* The request *
Copy out each line of the data that holds the word "quoq".

[Start Extracted entries]

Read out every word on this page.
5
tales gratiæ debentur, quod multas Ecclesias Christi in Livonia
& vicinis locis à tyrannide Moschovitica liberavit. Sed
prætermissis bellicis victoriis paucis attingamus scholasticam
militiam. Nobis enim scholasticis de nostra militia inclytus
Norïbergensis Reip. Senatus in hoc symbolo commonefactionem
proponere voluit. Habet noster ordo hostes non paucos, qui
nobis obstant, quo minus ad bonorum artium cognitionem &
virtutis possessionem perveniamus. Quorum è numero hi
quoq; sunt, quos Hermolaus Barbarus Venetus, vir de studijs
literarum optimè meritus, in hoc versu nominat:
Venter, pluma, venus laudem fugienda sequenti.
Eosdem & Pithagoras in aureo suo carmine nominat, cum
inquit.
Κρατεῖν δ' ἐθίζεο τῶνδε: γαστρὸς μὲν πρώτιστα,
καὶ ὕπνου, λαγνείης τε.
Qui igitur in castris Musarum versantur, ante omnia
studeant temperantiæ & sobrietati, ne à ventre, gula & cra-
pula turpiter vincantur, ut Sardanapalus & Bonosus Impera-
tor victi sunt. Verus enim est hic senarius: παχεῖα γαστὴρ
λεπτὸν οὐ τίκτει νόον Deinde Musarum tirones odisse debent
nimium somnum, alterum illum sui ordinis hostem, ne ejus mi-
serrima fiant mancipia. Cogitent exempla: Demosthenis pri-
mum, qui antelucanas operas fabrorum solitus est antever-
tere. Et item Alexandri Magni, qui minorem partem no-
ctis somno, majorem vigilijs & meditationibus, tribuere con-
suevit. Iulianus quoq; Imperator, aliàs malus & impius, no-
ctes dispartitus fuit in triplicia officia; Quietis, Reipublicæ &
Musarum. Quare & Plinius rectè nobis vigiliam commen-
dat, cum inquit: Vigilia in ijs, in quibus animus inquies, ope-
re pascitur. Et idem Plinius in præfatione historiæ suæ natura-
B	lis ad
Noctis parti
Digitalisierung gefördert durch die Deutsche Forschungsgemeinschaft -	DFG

[End Extracted entries]

* Correct output *
quoq; sunt, quos Hermolaus Barbarus Venetus, vir de studijs
suevit. Iulianus quoq; Imperator, aliàs malus & impius, no-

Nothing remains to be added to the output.